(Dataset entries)
-- BEGIN --
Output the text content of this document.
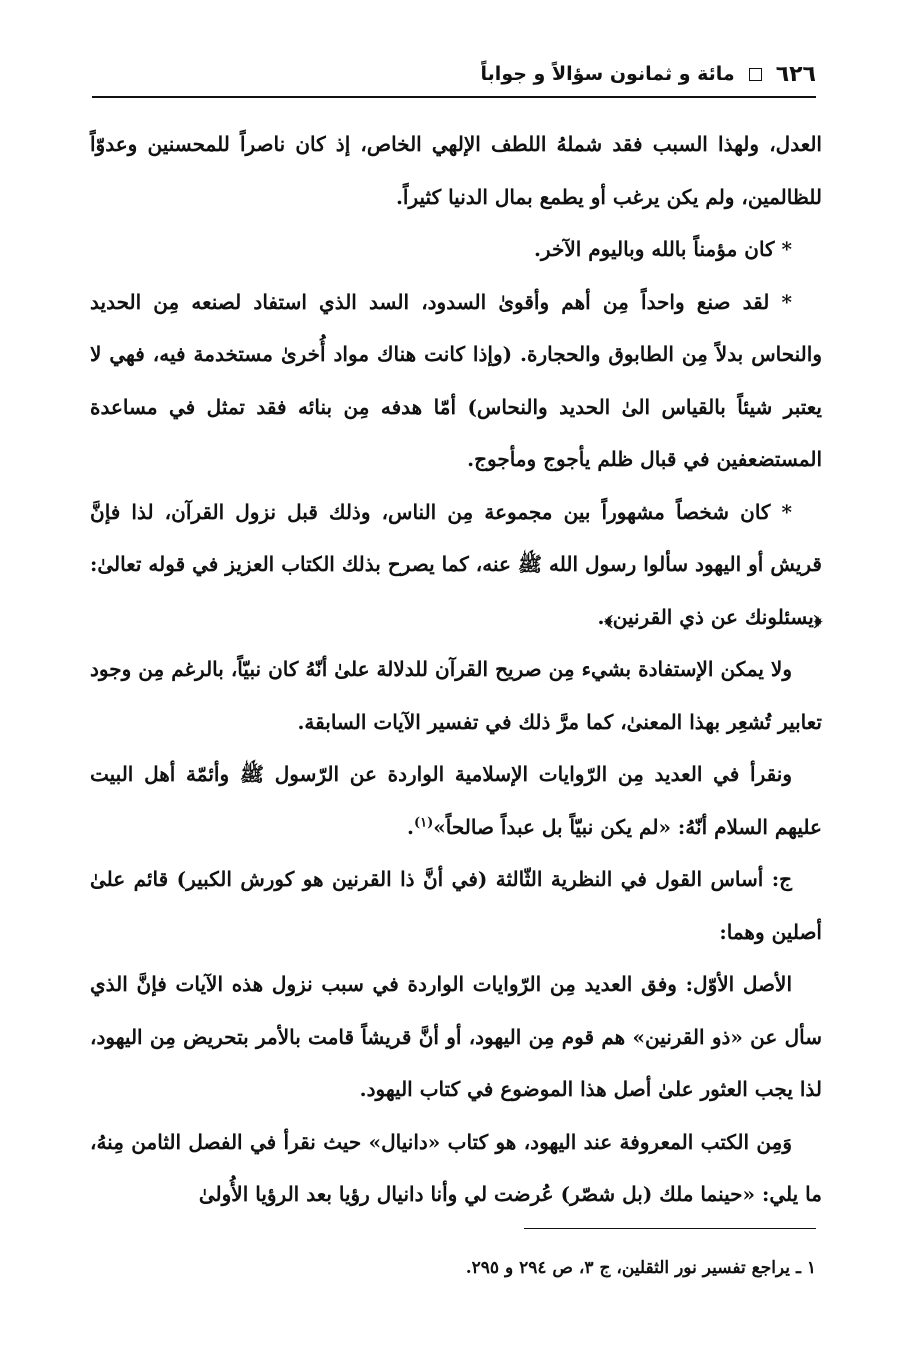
٦٢٦
مائة و ثمانون سؤالاً و جواباً

العدل، ولهذا السبب فقد شملهُ اللطف الإلهي الخاص، إذ كان ناصراً للمحسنين وعدوّاً للظالمين، ولم يكن يرغب أو يطمع بمال الدنيا كثيراً.

* كان مؤمناً بالله وباليوم الآخر.

* لقد صنع واحداً مِن أهم وأقوىٰ السدود، السد الذي استفاد لصنعه مِن الحديد والنحاس بدلاً مِن الطابوق والحجارة. (وإذا كانت هناك مواد أُخرىٰ مستخدمة فيه، فهي لا يعتبر شيئاً بالقياس الىٰ الحديد والنحاس) أمّا هدفه مِن بنائه فقد تمثل في مساعدة المستضعفين في قبال ظلم يأجوج ومأجوج.

* كان شخصاً مشهوراً بين مجموعة مِن الناس، وذلك قبل نزول القرآن، لذا فإنَّ قريش أو اليهود سألوا رسول الله ﷺ عنه، كما يصرح بذلك الكتاب العزيز في قوله تعالىٰ: ﴿يسئلونك عن ذي القرنين﴾.

ولا يمكن الإستفادة بشيء مِن صريح القرآن للدلالة علىٰ أنّهُ كان نبيّاً، بالرغم مِن وجود تعابير تُشعِر بهذا المعنىٰ، كما مرَّ ذلك في تفسير الآيات السابقة.

ونقرأ في العديد مِن الرّوايات الإسلامية الواردة عن الرّسول ﷺ وأئمّة أهل البيت عليهم السلام أنّهُ: «لم يكن نبيّاً بل عبداً صالحاً»$^{(١)}$.

ج: أساس القول في النظرية الثّالثة (في أنَّ ذا القرنين هو كورش الكبير) قائم علىٰ أصلين وهما:

الأصل الأوّل: وفق العديد مِن الرّوايات الواردة في سبب نزول هذه الآيات فإنَّ الذي سأل عن «ذو القرنين» هم قوم مِن اليهود، أو أنَّ قريشاً قامت بالأمر بتحريض مِن اليهود، لذا يجب العثور علىٰ أصل هذا الموضوع في كتاب اليهود.

وَمِن الكتب المعروفة عند اليهود، هو كتاب «دانيال» حيث نقرأ في الفصل الثامن مِنهُ، ما يلي: «حينما ملك (بل شصّر) عُرضت لي وأنا دانيال رؤيا بعد الرؤيا الأُولىٰ

١ ـ يراجع تفسير نور الثقلين، ج ٣، ص ٢٩٤ و ٢٩٥.
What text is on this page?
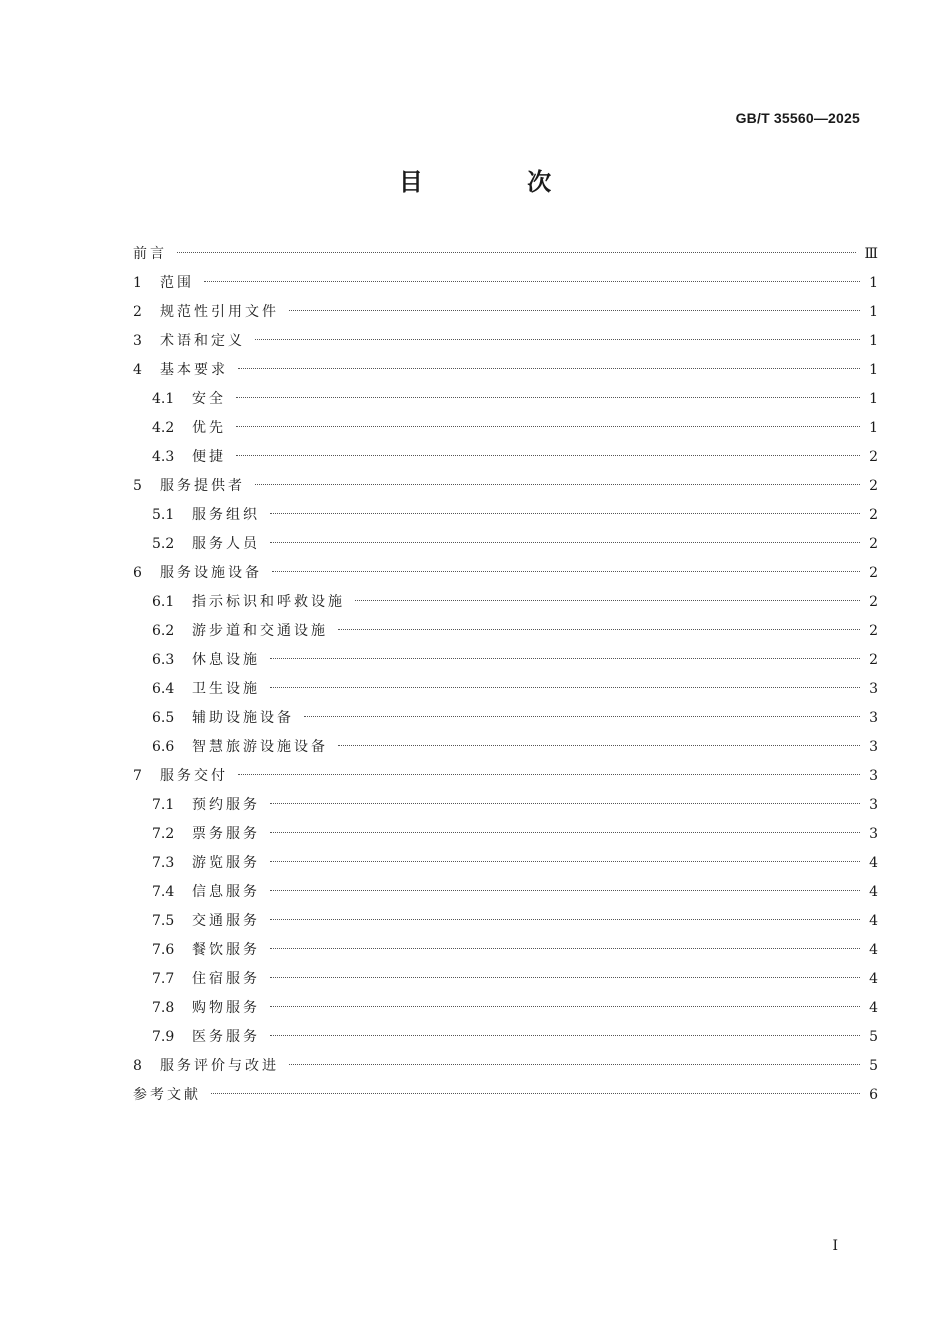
GB/T 35560—2025
目 次
前言	Ⅲ
1 范围	1
2 规范性引用文件	1
3 术语和定义	1
4 基本要求	1
4.1 安全	1
4.2 优先	1
4.3 便捷	2
5 服务提供者	2
5.1 服务组织	2
5.2 服务人员	2
6 服务设施设备	2
6.1 指示标识和呼救设施	2
6.2 游步道和交通设施	2
6.3 休息设施	2
6.4 卫生设施	3
6.5 辅助设施设备	3
6.6 智慧旅游设施设备	3
7 服务交付	3
7.1 预约服务	3
7.2 票务服务	3
7.3 游览服务	4
7.4 信息服务	4
7.5 交通服务	4
7.6 餐饮服务	4
7.7 住宿服务	4
7.8 购物服务	4
7.9 医务服务	5
8 服务评价与改进	5
参考文献	6
Ⅰ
-- END --
- **WORK INSTRUCTIONS**:
In the listing above, locate each line with "الواردة" and copy it.

- **SOLUTION TO THIS TASK**:
ونقرأ في العديد مِن الرّوايات الإسلامية الواردة عن الرّسول ﷺ وأئمّة أهل البيت عليهم السلام أنّهُ: «لم يكن نبيّاً بل عبداً صالحاً»$^{(١)}$.
الأصل الأوّل: وفق العديد مِن الرّوايات الواردة في سبب نزول هذه الآيات فإنَّ الذي سأل عن «ذو القرنين» هم قوم مِن اليهود، أو أنَّ قريشاً قامت بالأمر بتحريض مِن اليهود، لذا يجب العثور علىٰ أصل هذا الموضوع في كتاب اليهود.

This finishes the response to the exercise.